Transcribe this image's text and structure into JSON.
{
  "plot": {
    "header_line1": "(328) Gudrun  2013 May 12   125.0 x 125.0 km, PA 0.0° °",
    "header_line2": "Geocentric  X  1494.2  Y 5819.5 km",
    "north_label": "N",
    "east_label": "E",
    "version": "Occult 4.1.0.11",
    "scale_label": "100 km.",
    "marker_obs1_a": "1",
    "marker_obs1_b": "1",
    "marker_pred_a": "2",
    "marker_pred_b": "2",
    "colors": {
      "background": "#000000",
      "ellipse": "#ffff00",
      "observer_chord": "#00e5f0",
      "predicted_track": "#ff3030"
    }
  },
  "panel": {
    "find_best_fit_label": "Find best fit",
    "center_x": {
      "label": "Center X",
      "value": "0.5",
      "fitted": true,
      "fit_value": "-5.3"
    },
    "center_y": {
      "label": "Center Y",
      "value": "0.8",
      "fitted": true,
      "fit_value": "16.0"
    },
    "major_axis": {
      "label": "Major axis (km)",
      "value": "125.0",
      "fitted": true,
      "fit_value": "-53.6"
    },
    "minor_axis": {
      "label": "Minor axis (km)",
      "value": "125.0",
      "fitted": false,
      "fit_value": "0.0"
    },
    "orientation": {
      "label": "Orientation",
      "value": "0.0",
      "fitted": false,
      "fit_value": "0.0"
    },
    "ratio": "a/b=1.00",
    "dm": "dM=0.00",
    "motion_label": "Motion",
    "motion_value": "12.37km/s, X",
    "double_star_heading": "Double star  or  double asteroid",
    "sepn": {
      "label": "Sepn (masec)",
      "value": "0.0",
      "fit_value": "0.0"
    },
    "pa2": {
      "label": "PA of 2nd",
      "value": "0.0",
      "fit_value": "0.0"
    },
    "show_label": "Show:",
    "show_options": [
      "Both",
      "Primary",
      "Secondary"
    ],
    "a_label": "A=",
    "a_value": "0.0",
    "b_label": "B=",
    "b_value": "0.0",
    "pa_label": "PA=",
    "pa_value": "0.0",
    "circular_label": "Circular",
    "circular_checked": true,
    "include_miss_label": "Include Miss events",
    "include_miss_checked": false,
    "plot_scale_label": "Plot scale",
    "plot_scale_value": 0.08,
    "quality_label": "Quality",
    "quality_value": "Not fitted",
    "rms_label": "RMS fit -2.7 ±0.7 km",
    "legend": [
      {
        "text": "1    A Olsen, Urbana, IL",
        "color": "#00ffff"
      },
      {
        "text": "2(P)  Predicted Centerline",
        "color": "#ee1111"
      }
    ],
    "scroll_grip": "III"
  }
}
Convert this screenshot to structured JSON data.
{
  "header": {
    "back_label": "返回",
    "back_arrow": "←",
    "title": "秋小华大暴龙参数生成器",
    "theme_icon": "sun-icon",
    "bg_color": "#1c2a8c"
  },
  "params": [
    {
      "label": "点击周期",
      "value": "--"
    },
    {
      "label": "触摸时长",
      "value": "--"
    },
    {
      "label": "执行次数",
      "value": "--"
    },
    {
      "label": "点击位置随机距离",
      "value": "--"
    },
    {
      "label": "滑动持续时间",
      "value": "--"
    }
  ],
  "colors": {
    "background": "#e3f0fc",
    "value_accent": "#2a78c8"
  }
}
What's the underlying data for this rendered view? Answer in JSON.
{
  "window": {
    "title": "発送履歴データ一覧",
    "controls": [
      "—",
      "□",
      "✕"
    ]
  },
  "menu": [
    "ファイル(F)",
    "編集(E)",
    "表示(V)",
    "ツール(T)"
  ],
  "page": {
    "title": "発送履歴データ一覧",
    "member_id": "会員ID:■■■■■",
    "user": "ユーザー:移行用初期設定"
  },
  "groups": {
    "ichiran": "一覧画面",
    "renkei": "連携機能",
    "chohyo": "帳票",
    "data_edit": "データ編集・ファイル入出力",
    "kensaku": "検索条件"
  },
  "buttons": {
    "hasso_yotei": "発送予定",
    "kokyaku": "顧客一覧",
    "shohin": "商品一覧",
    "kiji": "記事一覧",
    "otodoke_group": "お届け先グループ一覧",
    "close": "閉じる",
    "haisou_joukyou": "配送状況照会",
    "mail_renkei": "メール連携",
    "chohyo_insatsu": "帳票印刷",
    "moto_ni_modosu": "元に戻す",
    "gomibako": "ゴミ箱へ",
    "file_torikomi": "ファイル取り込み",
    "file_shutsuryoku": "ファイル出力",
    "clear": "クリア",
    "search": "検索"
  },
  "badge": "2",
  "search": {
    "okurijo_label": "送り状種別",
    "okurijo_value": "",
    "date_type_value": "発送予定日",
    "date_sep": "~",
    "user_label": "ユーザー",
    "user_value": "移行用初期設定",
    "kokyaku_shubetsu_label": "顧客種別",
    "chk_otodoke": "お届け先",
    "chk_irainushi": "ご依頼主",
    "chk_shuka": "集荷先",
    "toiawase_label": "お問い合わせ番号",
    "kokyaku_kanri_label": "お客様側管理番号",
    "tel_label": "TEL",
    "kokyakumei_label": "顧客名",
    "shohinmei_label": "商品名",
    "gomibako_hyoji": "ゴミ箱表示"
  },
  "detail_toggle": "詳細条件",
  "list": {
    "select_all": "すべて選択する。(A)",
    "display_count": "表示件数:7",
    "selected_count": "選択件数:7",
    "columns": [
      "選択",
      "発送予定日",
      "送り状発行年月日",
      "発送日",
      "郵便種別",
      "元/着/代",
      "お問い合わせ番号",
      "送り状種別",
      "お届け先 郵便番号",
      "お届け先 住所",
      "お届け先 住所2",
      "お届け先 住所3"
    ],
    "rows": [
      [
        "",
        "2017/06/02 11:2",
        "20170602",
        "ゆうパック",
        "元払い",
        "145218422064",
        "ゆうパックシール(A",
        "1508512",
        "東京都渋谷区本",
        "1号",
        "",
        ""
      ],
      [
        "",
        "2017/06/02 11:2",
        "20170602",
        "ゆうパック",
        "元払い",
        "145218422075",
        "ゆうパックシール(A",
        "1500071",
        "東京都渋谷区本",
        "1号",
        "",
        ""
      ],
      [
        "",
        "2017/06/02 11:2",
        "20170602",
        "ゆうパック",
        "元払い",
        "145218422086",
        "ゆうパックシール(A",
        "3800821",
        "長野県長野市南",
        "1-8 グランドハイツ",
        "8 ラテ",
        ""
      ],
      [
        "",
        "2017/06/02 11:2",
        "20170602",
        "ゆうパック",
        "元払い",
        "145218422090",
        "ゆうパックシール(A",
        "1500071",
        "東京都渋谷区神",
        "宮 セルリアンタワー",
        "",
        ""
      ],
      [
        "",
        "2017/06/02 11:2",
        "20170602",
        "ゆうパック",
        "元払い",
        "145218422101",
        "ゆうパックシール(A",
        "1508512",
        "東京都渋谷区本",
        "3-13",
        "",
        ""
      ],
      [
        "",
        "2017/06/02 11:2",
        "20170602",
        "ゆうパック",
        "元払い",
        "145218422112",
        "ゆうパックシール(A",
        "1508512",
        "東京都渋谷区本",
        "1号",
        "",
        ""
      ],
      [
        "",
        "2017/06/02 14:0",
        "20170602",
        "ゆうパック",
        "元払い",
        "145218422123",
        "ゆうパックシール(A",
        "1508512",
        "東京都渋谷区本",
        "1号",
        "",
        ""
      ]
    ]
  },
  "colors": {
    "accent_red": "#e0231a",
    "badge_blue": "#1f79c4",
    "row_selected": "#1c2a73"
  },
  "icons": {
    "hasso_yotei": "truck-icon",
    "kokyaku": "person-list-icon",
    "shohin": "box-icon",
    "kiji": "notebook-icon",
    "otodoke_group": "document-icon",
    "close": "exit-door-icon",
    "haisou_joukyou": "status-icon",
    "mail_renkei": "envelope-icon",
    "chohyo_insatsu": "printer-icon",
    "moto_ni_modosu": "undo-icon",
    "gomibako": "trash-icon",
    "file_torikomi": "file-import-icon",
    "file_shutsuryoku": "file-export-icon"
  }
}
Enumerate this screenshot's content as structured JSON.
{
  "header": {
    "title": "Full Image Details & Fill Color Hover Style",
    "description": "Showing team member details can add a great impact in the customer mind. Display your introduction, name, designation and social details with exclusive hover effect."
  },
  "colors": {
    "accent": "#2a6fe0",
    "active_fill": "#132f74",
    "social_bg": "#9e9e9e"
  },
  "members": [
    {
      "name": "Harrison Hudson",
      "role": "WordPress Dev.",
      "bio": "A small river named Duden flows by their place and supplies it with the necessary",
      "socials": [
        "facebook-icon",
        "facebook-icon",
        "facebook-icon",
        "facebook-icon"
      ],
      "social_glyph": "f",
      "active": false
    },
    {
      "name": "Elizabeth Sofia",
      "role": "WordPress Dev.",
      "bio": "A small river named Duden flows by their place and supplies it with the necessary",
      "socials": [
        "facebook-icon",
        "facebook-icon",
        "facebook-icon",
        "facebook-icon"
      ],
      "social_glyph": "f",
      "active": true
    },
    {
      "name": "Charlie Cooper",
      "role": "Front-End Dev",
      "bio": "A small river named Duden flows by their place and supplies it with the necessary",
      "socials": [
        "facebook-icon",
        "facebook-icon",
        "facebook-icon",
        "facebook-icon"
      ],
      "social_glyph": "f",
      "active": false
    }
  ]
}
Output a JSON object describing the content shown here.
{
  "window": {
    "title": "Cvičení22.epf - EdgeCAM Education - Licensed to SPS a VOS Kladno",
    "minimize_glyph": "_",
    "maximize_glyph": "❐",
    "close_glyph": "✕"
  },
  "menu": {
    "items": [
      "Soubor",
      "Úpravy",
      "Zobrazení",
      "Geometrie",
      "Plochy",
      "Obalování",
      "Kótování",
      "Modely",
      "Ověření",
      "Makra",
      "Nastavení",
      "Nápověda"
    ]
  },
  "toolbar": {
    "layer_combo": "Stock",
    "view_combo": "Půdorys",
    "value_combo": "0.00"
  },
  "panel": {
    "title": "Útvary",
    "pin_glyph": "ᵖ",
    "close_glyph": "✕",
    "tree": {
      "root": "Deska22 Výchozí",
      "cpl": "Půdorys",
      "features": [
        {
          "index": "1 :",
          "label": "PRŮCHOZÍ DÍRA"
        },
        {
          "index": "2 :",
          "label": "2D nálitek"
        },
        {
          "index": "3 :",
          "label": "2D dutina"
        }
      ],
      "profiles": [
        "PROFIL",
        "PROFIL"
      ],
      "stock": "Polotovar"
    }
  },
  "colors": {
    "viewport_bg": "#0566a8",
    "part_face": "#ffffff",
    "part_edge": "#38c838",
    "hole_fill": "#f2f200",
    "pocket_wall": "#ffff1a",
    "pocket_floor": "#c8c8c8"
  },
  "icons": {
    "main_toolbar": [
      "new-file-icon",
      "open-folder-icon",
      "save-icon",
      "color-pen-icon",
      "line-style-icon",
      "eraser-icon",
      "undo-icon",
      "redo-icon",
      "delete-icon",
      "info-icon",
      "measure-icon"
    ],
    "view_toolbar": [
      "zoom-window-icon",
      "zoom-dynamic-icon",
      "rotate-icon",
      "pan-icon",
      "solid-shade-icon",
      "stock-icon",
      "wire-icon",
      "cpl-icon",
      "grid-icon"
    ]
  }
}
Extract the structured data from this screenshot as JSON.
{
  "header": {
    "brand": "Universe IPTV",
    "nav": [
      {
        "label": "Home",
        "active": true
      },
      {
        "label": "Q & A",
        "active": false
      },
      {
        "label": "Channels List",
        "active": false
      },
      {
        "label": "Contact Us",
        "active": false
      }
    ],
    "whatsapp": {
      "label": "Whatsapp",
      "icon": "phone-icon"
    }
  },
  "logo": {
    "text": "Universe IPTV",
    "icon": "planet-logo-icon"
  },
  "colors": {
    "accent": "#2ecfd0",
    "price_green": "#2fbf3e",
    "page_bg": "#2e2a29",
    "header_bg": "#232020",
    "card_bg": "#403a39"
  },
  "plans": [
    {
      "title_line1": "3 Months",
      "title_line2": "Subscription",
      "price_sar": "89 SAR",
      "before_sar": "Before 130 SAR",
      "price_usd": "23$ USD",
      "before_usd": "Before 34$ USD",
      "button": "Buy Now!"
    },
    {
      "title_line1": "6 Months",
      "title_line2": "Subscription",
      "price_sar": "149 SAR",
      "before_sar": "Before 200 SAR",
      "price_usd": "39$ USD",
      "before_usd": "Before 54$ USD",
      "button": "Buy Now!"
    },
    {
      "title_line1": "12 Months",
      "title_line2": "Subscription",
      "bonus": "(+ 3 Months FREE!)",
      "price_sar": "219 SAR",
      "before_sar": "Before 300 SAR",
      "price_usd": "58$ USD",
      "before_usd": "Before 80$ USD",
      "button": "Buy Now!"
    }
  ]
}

§ **Do this**: Copy each line containing the word "screenshot" from the data.

§ **Response to this task**:
Convert this screenshot to structured JSON data.
Enumerate this screenshot's content as structured JSON.
Extract the structured data from this screenshot as JSON.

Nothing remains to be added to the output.